What to do: Every line below that contains "refresh" is to be copied.
## begin Dataset
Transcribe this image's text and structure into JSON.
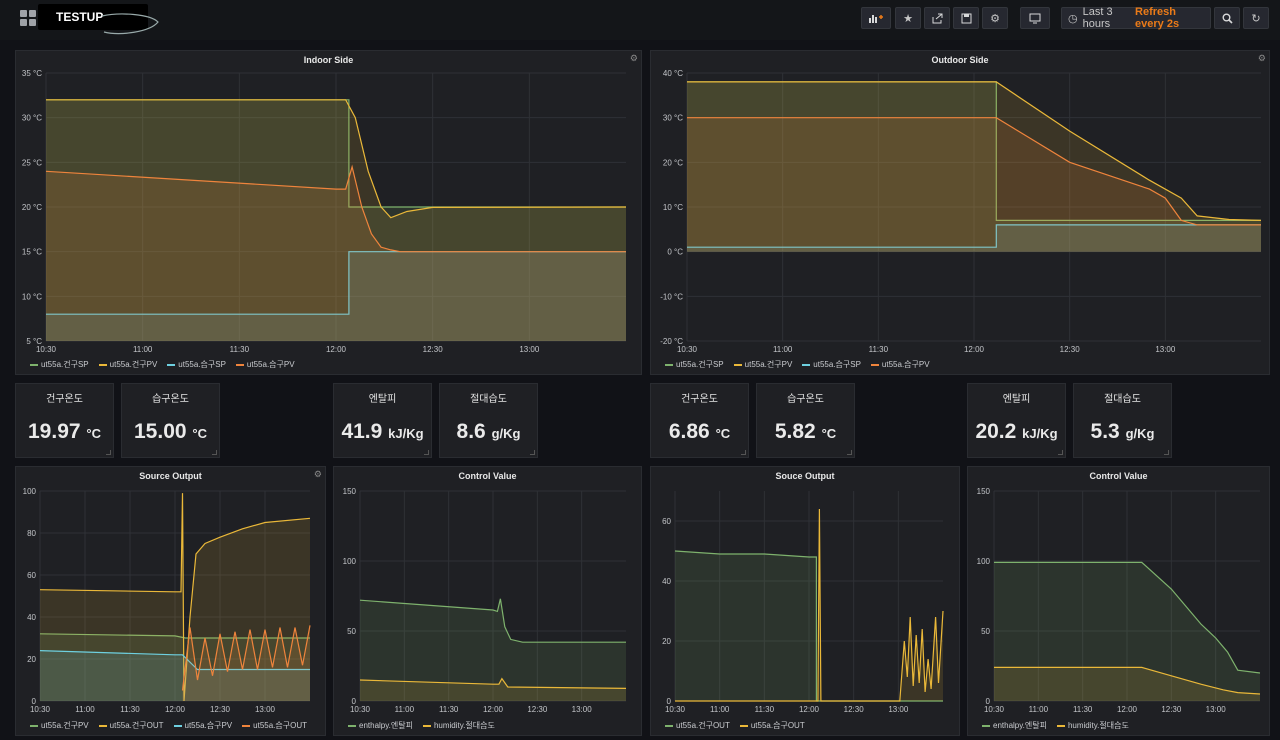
{
  "header": {
    "dashboard_title": "TESTUP",
    "time_range": "Last 3 hours",
    "refresh": "Refresh every 2s",
    "icons": [
      "add-panel-icon",
      "star-icon",
      "share-icon",
      "save-icon",
      "settings-icon",
      "tv-mode-icon",
      "clock-icon",
      "zoom-out-icon",
      "refresh-icon"
    ]
  },
  "colors": {
    "green": "#7eb26d",
    "yellow": "#eab839",
    "cyan": "#6ed0e0",
    "orange": "#ef843c",
    "background": "#111217",
    "panel": "#1f2024"
  },
  "stats": [
    {
      "title": "건구온도",
      "value": "19.97",
      "unit": "°C"
    },
    {
      "title": "습구온도",
      "value": "15.00",
      "unit": "°C"
    },
    {
      "title": "엔탈피",
      "value": "41.9",
      "unit": "kJ/Kg"
    },
    {
      "title": "절대습도",
      "value": "8.6",
      "unit": "g/Kg"
    },
    {
      "title": "건구온도",
      "value": "6.86",
      "unit": "°C"
    },
    {
      "title": "습구온도",
      "value": "5.82",
      "unit": "°C"
    },
    {
      "title": "엔탈피",
      "value": "20.2",
      "unit": "kJ/Kg"
    },
    {
      "title": "절대습도",
      "value": "5.3",
      "unit": "g/Kg"
    }
  ],
  "chart_data": [
    {
      "type": "area",
      "title": "Indoor Side",
      "x_ticks": [
        "10:30",
        "11:00",
        "11:30",
        "12:00",
        "12:30",
        "13:00"
      ],
      "y_ticks": [
        "5 °C",
        "10 °C",
        "15 °C",
        "20 °C",
        "25 °C",
        "30 °C",
        "35 °C"
      ],
      "ylim": [
        5,
        35
      ],
      "x_domain": [
        "10:30",
        "13:30"
      ],
      "series": [
        {
          "name": "ut55a.건구SP",
          "color": "#7eb26d",
          "points": [
            [
              "10:30",
              32
            ],
            [
              "12:04",
              32
            ],
            [
              "12:04",
              20
            ],
            [
              "13:30",
              20
            ]
          ]
        },
        {
          "name": "ut55a.건구PV",
          "color": "#eab839",
          "points": [
            [
              "10:30",
              32
            ],
            [
              "12:03",
              32
            ],
            [
              "12:06",
              30
            ],
            [
              "12:10",
              24
            ],
            [
              "12:14",
              20
            ],
            [
              "12:17",
              18.8
            ],
            [
              "12:22",
              19.5
            ],
            [
              "12:30",
              19.95
            ],
            [
              "13:30",
              20
            ]
          ]
        },
        {
          "name": "ut55a.습구SP",
          "color": "#6ed0e0",
          "points": [
            [
              "10:30",
              8
            ],
            [
              "12:04",
              8
            ],
            [
              "12:04",
              15
            ],
            [
              "13:30",
              15
            ]
          ]
        },
        {
          "name": "ut55a.습구PV",
          "color": "#ef843c",
          "points": [
            [
              "10:30",
              24
            ],
            [
              "12:00",
              22
            ],
            [
              "12:03",
              22
            ],
            [
              "12:05",
              24.5
            ],
            [
              "12:08",
              20
            ],
            [
              "12:11",
              17
            ],
            [
              "12:14",
              15.5
            ],
            [
              "12:17",
              15.2
            ],
            [
              "12:20",
              15
            ],
            [
              "13:30",
              15
            ]
          ]
        }
      ]
    },
    {
      "type": "area",
      "title": "Outdoor Side",
      "x_ticks": [
        "10:30",
        "11:00",
        "11:30",
        "12:00",
        "12:30",
        "13:00"
      ],
      "y_ticks": [
        "-20 °C",
        "-10 °C",
        "0 °C",
        "10 °C",
        "20 °C",
        "30 °C",
        "40 °C"
      ],
      "ylim": [
        -20,
        40
      ],
      "x_domain": [
        "10:30",
        "13:30"
      ],
      "series": [
        {
          "name": "ut55a.건구SP",
          "color": "#7eb26d",
          "points": [
            [
              "10:30",
              38
            ],
            [
              "12:07",
              38
            ],
            [
              "12:07",
              7
            ],
            [
              "13:30",
              7
            ]
          ]
        },
        {
          "name": "ut55a.건구PV",
          "color": "#eab839",
          "points": [
            [
              "10:30",
              38
            ],
            [
              "12:07",
              38
            ],
            [
              "12:30",
              27
            ],
            [
              "12:55",
              16
            ],
            [
              "13:05",
              12
            ],
            [
              "13:10",
              8
            ],
            [
              "13:20",
              7.2
            ],
            [
              "13:30",
              7
            ]
          ]
        },
        {
          "name": "ut55a.습구SP",
          "color": "#6ed0e0",
          "points": [
            [
              "10:30",
              1
            ],
            [
              "12:07",
              1
            ],
            [
              "12:07",
              6
            ],
            [
              "13:30",
              6
            ]
          ]
        },
        {
          "name": "ut55a.습구PV",
          "color": "#ef843c",
          "points": [
            [
              "10:30",
              30
            ],
            [
              "12:07",
              30
            ],
            [
              "12:30",
              20
            ],
            [
              "12:55",
              14
            ],
            [
              "13:00",
              12
            ],
            [
              "13:05",
              7
            ],
            [
              "13:10",
              6
            ],
            [
              "13:30",
              6
            ]
          ]
        }
      ]
    },
    {
      "type": "area",
      "title": "Source Output",
      "x_ticks": [
        "10:30",
        "11:00",
        "11:30",
        "12:00",
        "12:30",
        "13:00"
      ],
      "y_ticks": [
        "0",
        "20",
        "40",
        "60",
        "80",
        "100"
      ],
      "ylim": [
        0,
        100
      ],
      "x_domain": [
        "10:30",
        "13:30"
      ],
      "series": [
        {
          "name": "ut55a.건구PV",
          "color": "#7eb26d",
          "points": [
            [
              "10:30",
              32
            ],
            [
              "12:00",
              31
            ],
            [
              "12:07",
              30
            ],
            [
              "13:30",
              30
            ]
          ]
        },
        {
          "name": "ut55a.건구OUT",
          "color": "#eab839",
          "points": [
            [
              "10:30",
              53
            ],
            [
              "12:00",
              52
            ],
            [
              "12:04",
              52
            ],
            [
              "12:05",
              99
            ],
            [
              "12:06",
              0
            ],
            [
              "12:10",
              40
            ],
            [
              "12:14",
              70
            ],
            [
              "12:20",
              75
            ],
            [
              "12:30",
              78
            ],
            [
              "12:45",
              82
            ],
            [
              "13:00",
              85
            ],
            [
              "13:30",
              87
            ]
          ]
        },
        {
          "name": "ut55a.습구PV",
          "color": "#6ed0e0",
          "points": [
            [
              "10:30",
              24
            ],
            [
              "12:00",
              22
            ],
            [
              "12:05",
              22
            ],
            [
              "12:15",
              15
            ],
            [
              "13:30",
              15
            ]
          ]
        },
        {
          "name": "ut55a.습구OUT",
          "color": "#ef843c",
          "points": [
            [
              "12:05",
              5
            ],
            [
              "12:10",
              35
            ],
            [
              "12:15",
              10
            ],
            [
              "12:20",
              30
            ],
            [
              "12:25",
              12
            ],
            [
              "12:30",
              32
            ],
            [
              "12:35",
              14
            ],
            [
              "12:40",
              33
            ],
            [
              "12:45",
              15
            ],
            [
              "12:50",
              34
            ],
            [
              "12:55",
              15
            ],
            [
              "13:00",
              34
            ],
            [
              "13:05",
              16
            ],
            [
              "13:10",
              35
            ],
            [
              "13:15",
              16
            ],
            [
              "13:20",
              35
            ],
            [
              "13:25",
              17
            ],
            [
              "13:30",
              36
            ]
          ]
        }
      ]
    },
    {
      "type": "area",
      "title": "Control Value",
      "x_ticks": [
        "10:30",
        "11:00",
        "11:30",
        "12:00",
        "12:30",
        "13:00"
      ],
      "y_ticks": [
        "0",
        "50",
        "100",
        "150"
      ],
      "ylim": [
        0,
        150
      ],
      "x_domain": [
        "10:30",
        "13:30"
      ],
      "series": [
        {
          "name": "enthalpy.엔탈피",
          "color": "#7eb26d",
          "points": [
            [
              "10:30",
              72
            ],
            [
              "12:00",
              65
            ],
            [
              "12:03",
              64
            ],
            [
              "12:05",
              73
            ],
            [
              "12:08",
              53
            ],
            [
              "12:12",
              44
            ],
            [
              "12:20",
              42
            ],
            [
              "13:30",
              42
            ]
          ]
        },
        {
          "name": "humidity.절대습도",
          "color": "#eab839",
          "points": [
            [
              "10:30",
              15
            ],
            [
              "12:00",
              12
            ],
            [
              "12:04",
              12
            ],
            [
              "12:06",
              16
            ],
            [
              "12:10",
              10
            ],
            [
              "13:30",
              9
            ]
          ]
        }
      ]
    },
    {
      "type": "area",
      "title": "Souce Output",
      "x_ticks": [
        "10:30",
        "11:00",
        "11:30",
        "12:00",
        "12:30",
        "13:00"
      ],
      "y_ticks": [
        "0",
        "20",
        "40",
        "60"
      ],
      "ylim": [
        0,
        70
      ],
      "x_domain": [
        "10:30",
        "13:30"
      ],
      "series": [
        {
          "name": "ut55a.건구OUT",
          "color": "#7eb26d",
          "points": [
            [
              "10:30",
              50
            ],
            [
              "11:00",
              49
            ],
            [
              "11:30",
              49
            ],
            [
              "12:00",
              48
            ],
            [
              "12:05",
              48
            ],
            [
              "12:05",
              0
            ],
            [
              "13:30",
              0
            ]
          ]
        },
        {
          "name": "ut55a.습구OUT",
          "color": "#eab839",
          "points": [
            [
              "10:30",
              0
            ],
            [
              "12:06",
              0
            ],
            [
              "12:07",
              64
            ],
            [
              "12:08",
              0
            ],
            [
              "13:01",
              0
            ],
            [
              "13:04",
              20
            ],
            [
              "13:06",
              8
            ],
            [
              "13:08",
              28
            ],
            [
              "13:10",
              5
            ],
            [
              "13:12",
              22
            ],
            [
              "13:14",
              6
            ],
            [
              "13:16",
              24
            ],
            [
              "13:18",
              3
            ],
            [
              "13:20",
              14
            ],
            [
              "13:22",
              4
            ],
            [
              "13:25",
              28
            ],
            [
              "13:27",
              6
            ],
            [
              "13:30",
              30
            ]
          ]
        }
      ]
    },
    {
      "type": "area",
      "title": "Control Value",
      "x_ticks": [
        "10:30",
        "11:00",
        "11:30",
        "12:00",
        "12:30",
        "13:00"
      ],
      "y_ticks": [
        "0",
        "50",
        "100",
        "150"
      ],
      "ylim": [
        0,
        150
      ],
      "x_domain": [
        "10:30",
        "13:30"
      ],
      "series": [
        {
          "name": "enthalpy.엔탈피",
          "color": "#7eb26d",
          "points": [
            [
              "10:30",
              99
            ],
            [
              "12:10",
              99
            ],
            [
              "12:30",
              80
            ],
            [
              "12:50",
              55
            ],
            [
              "13:00",
              45
            ],
            [
              "13:08",
              35
            ],
            [
              "13:15",
              22
            ],
            [
              "13:30",
              20
            ]
          ]
        },
        {
          "name": "humidity.절대습도",
          "color": "#eab839",
          "points": [
            [
              "10:30",
              24
            ],
            [
              "12:10",
              24
            ],
            [
              "12:30",
              18
            ],
            [
              "12:50",
              12
            ],
            [
              "13:05",
              8
            ],
            [
              "13:15",
              6
            ],
            [
              "13:30",
              5
            ]
          ]
        }
      ]
    }
  ]
}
## end Dataset
Solution to this problem:
    "refresh": "Refresh every 2s",
      "refresh-icon"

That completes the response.